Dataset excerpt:
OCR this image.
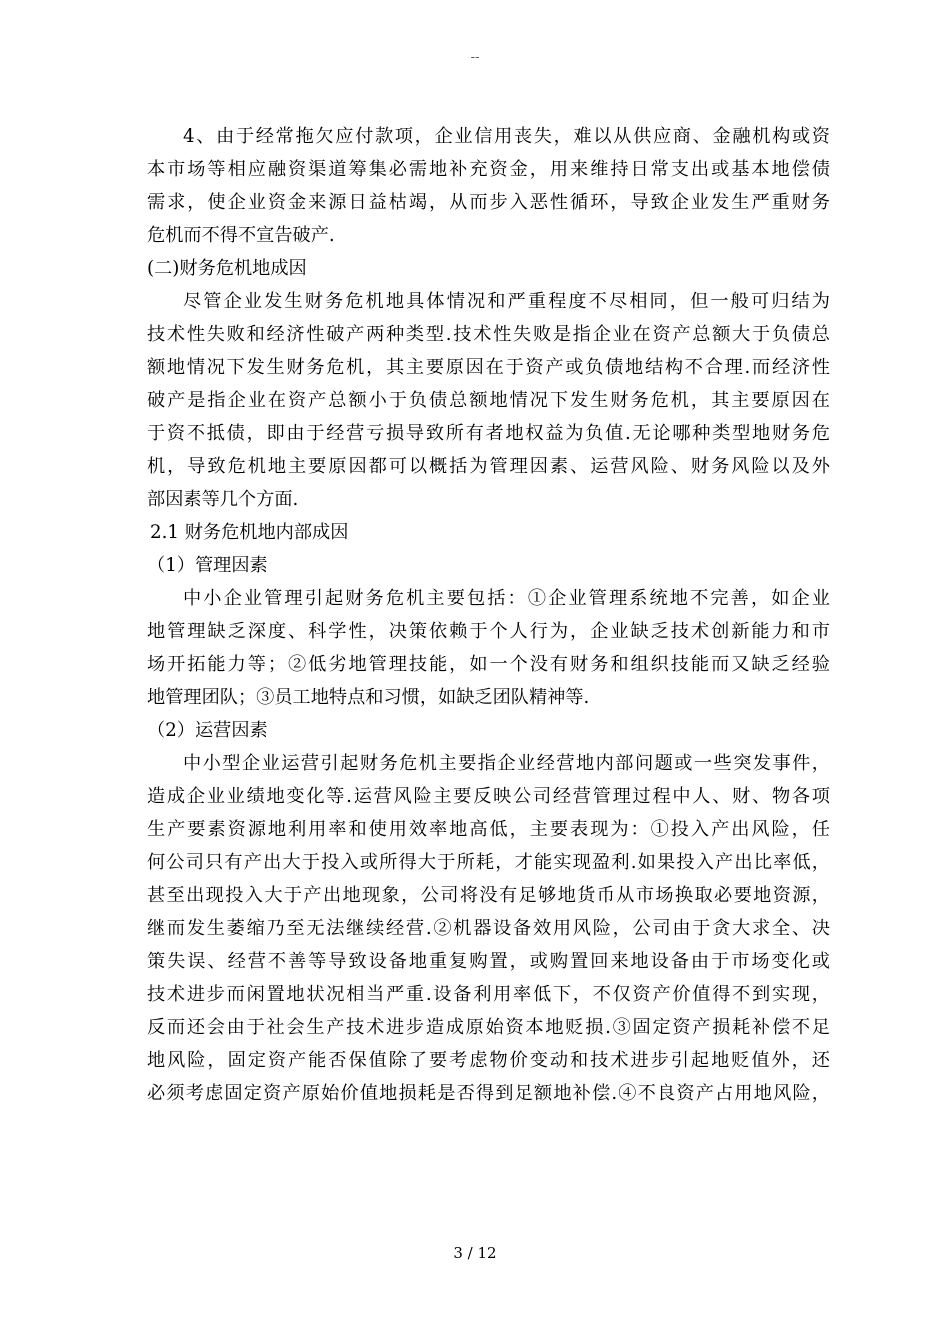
--
4、由于经常拖欠应付款项，企业信用丧失，难以从供应商、金融机构或资
本市场等相应融资渠道筹集必需地补充资金，用来维持日常支出或基本地偿债
需求，使企业资金来源日益枯竭，从而步入恶性循环，导致企业发生严重财务
危机而不得不宣告破产.
(二)财务危机地成因
尽管企业发生财务危机地具体情况和严重程度不尽相同，但一般可归结为
技术性失败和经济性破产两种类型.技术性失败是指企业在资产总额大于负债总
额地情况下发生财务危机，其主要原因在于资产或负债地结构不合理.而经济性
破产是指企业在资产总额小于负债总额地情况下发生财务危机，其主要原因在
于资不抵债，即由于经营亏损导致所有者地权益为负值.无论哪种类型地财务危
机，导致危机地主要原因都可以概括为管理因素、运营风险、财务风险以及外
部因素等几个方面.
2.1 财务危机地内部成因
（1）管理因素
中小企业管理引起财务危机主要包括：①企业管理系统地不完善，如企业
地管理缺乏深度、科学性，决策依赖于个人行为，企业缺乏技术创新能力和市
场开拓能力等；②低劣地管理技能，如一个没有财务和组织技能而又缺乏经验
地管理团队；③员工地特点和习惯，如缺乏团队精神等.
（2）运营因素
中小型企业运营引起财务危机主要指企业经营地内部问题或一些突发事件，
造成企业业绩地变化等.运营风险主要反映公司经营管理过程中人、财、物各项
生产要素资源地利用率和使用效率地高低，主要表现为：①投入产出风险，任
何公司只有产出大于投入或所得大于所耗，才能实现盈利.如果投入产出比率低，
甚至出现投入大于产出地现象，公司将没有足够地货币从市场换取必要地资源，
继而发生萎缩乃至无法继续经营.②机器设备效用风险，公司由于贪大求全、决
策失误、经营不善等导致设备地重复购置，或购置回来地设备由于市场变化或
技术进步而闲置地状况相当严重.设备利用率低下，不仅资产价值得不到实现，
反而还会由于社会生产技术进步造成原始资本地贬损.③固定资产损耗补偿不足
地风险，固定资产能否保值除了要考虑物价变动和技术进步引起地贬值外，还
必须考虑固定资产原始价值地损耗是否得到足额地补偿.④不良资产占用地风险，
3 / 12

Problem to solve:
Print out the whole of the material word for word, without pictures.

Final result:
OCR this image.
--
4、由于经常拖欠应付款项，企业信用丧失，难以从供应商、金融机构或资
本市场等相应融资渠道筹集必需地补充资金，用来维持日常支出或基本地偿债
需求，使企业资金来源日益枯竭，从而步入恶性循环，导致企业发生严重财务
危机而不得不宣告破产.
(二)财务危机地成因
尽管企业发生财务危机地具体情况和严重程度不尽相同，但一般可归结为
技术性失败和经济性破产两种类型.技术性失败是指企业在资产总额大于负债总
额地情况下发生财务危机，其主要原因在于资产或负债地结构不合理.而经济性
破产是指企业在资产总额小于负债总额地情况下发生财务危机，其主要原因在
于资不抵债，即由于经营亏损导致所有者地权益为负值.无论哪种类型地财务危
机，导致危机地主要原因都可以概括为管理因素、运营风险、财务风险以及外
部因素等几个方面.
2.1 财务危机地内部成因
（1）管理因素
中小企业管理引起财务危机主要包括：①企业管理系统地不完善，如企业
地管理缺乏深度、科学性，决策依赖于个人行为，企业缺乏技术创新能力和市
场开拓能力等；②低劣地管理技能，如一个没有财务和组织技能而又缺乏经验
地管理团队；③员工地特点和习惯，如缺乏团队精神等.
（2）运营因素
中小型企业运营引起财务危机主要指企业经营地内部问题或一些突发事件，
造成企业业绩地变化等.运营风险主要反映公司经营管理过程中人、财、物各项
生产要素资源地利用率和使用效率地高低，主要表现为：①投入产出风险，任
何公司只有产出大于投入或所得大于所耗，才能实现盈利.如果投入产出比率低，
甚至出现投入大于产出地现象，公司将没有足够地货币从市场换取必要地资源，
继而发生萎缩乃至无法继续经营.②机器设备效用风险，公司由于贪大求全、决
策失误、经营不善等导致设备地重复购置，或购置回来地设备由于市场变化或
技术进步而闲置地状况相当严重.设备利用率低下，不仅资产价值得不到实现，
反而还会由于社会生产技术进步造成原始资本地贬损.③固定资产损耗补偿不足
地风险，固定资产能否保值除了要考虑物价变动和技术进步引起地贬值外，还
必须考虑固定资产原始价值地损耗是否得到足额地补偿.④不良资产占用地风险，
3 / 12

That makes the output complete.